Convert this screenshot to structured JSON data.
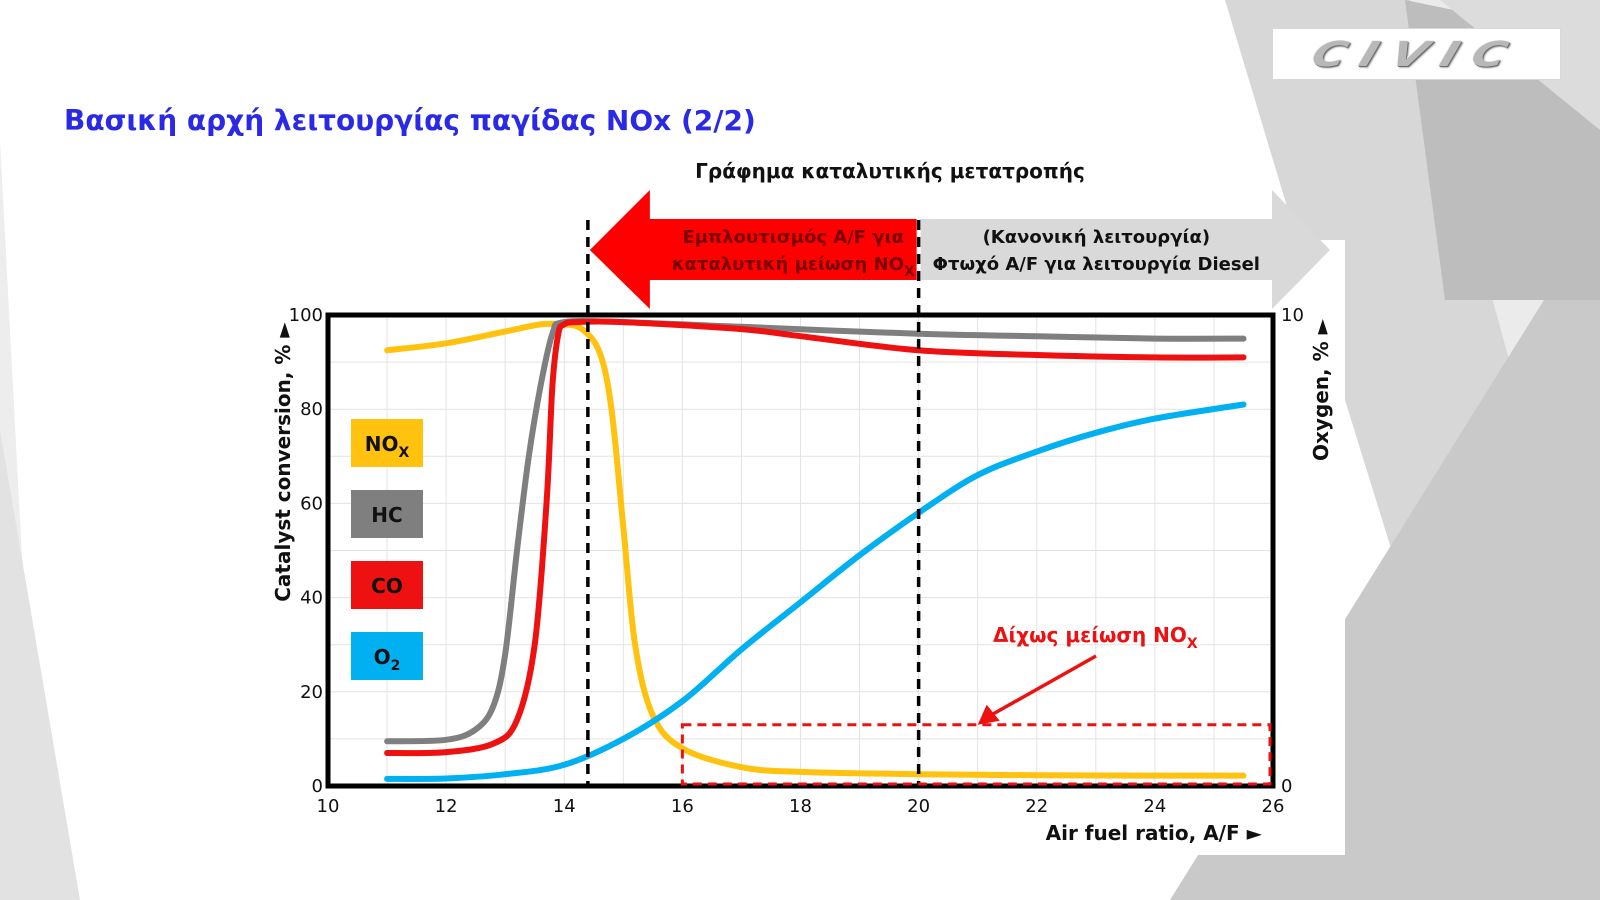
{
  "slide": {
    "title": "Βασική αρχή λειτουργίας παγίδας NOx (2/2)",
    "logo_text": "CIVIC"
  },
  "colors": {
    "title": "#2a2ae6",
    "nox": "#ffc20e",
    "hc": "#7f7f7f",
    "co": "#ee1111",
    "o2": "#00b0f0",
    "rich_arrow": "#ff0000",
    "lean_arrow": "#d9d9d9",
    "annotation": "#ee1111"
  },
  "chart_data": {
    "type": "line",
    "title": "Γράφημα καταλυτικής μετατροπής",
    "xlabel": "Air fuel ratio, A/F ►",
    "ylabel": "Catalyst conversion, % ►",
    "y2label": "Oxygen, % ►",
    "xlim": [
      10,
      26
    ],
    "ylim": [
      0,
      100
    ],
    "y2lim": [
      0,
      10
    ],
    "xticks": [
      "10",
      "12",
      "14",
      "16",
      "18",
      "20",
      "22",
      "24",
      "26"
    ],
    "yticks": [
      "0",
      "20",
      "40",
      "60",
      "80",
      "100"
    ],
    "y2ticks": [
      "0",
      "10"
    ],
    "grid": true,
    "legend_position": "left inside",
    "series": [
      {
        "name": "NOX",
        "key": "nox",
        "axis": "left",
        "x": [
          11,
          12,
          13,
          13.6,
          14,
          14.3,
          14.6,
          14.8,
          15,
          15.2,
          15.5,
          16,
          17,
          18,
          20,
          22,
          24,
          25.5
        ],
        "y": [
          92.5,
          94,
          96.5,
          98,
          98,
          97,
          92,
          80,
          55,
          30,
          15,
          8,
          4,
          3,
          2.5,
          2.3,
          2.2,
          2.2
        ]
      },
      {
        "name": "HC",
        "key": "hc",
        "axis": "left",
        "x": [
          11,
          12,
          12.5,
          12.8,
          13,
          13.2,
          13.4,
          13.6,
          13.8,
          14,
          15,
          17,
          20,
          22,
          24,
          25.5
        ],
        "y": [
          9.5,
          9.8,
          12,
          17,
          28,
          50,
          70,
          85,
          96,
          98.5,
          98.5,
          97.5,
          96,
          95.5,
          95,
          95
        ]
      },
      {
        "name": "CO",
        "key": "co",
        "axis": "left",
        "x": [
          11,
          12,
          12.8,
          13.2,
          13.5,
          13.7,
          13.8,
          13.9,
          14,
          14.2,
          15,
          17,
          18,
          20,
          22,
          24,
          25.5
        ],
        "y": [
          7,
          7.2,
          9,
          14,
          30,
          60,
          85,
          96,
          98,
          98.5,
          98.5,
          97,
          95.5,
          92.5,
          91.5,
          91,
          91
        ]
      },
      {
        "name": "O2",
        "key": "o2",
        "axis": "right",
        "x": [
          11,
          12,
          13,
          14,
          15,
          16,
          17,
          18,
          19,
          20,
          21,
          22,
          23,
          24,
          25.5
        ],
        "y": [
          0.15,
          0.16,
          0.25,
          0.45,
          1.0,
          1.8,
          2.9,
          3.9,
          4.9,
          5.8,
          6.6,
          7.1,
          7.5,
          7.8,
          8.1
        ]
      }
    ],
    "legend": [
      {
        "main": "NO",
        "sub": "X",
        "key": "nox"
      },
      {
        "main": "HC",
        "sub": "",
        "key": "hc"
      },
      {
        "main": "CO",
        "sub": "",
        "key": "co"
      },
      {
        "main": "O",
        "sub": "2",
        "key": "o2"
      }
    ],
    "vlines": [
      14.4,
      20
    ],
    "rich_arrow": {
      "line1": "Εμπλουτισμός A/F για",
      "line2_main": "καταλυτική μείωση NO",
      "line2_sub": "X",
      "x_from": 14.4,
      "x_to": 20
    },
    "lean_arrow": {
      "line1": "(Κανονική λειτουργία)",
      "line2": "Φτωχό A/F για λειτουργία Diesel",
      "x_from": 20,
      "x_to": 26
    },
    "annotation": {
      "text_main": "Δίχως μείωση NO",
      "text_sub": "X",
      "box": {
        "x_from": 16,
        "x_to": 26,
        "y_from": 0,
        "y_to": 13
      },
      "arrow_to": {
        "x": 21,
        "y": 13
      }
    }
  }
}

==========

- [PROBLEM TO WORK ON] Copy out every line from the data above that has "μείωση" in it.

- [SOLUTION]
      "line2_main": "καταλυτική μείωση NO",
      "text_main": "Δίχως μείωση NO",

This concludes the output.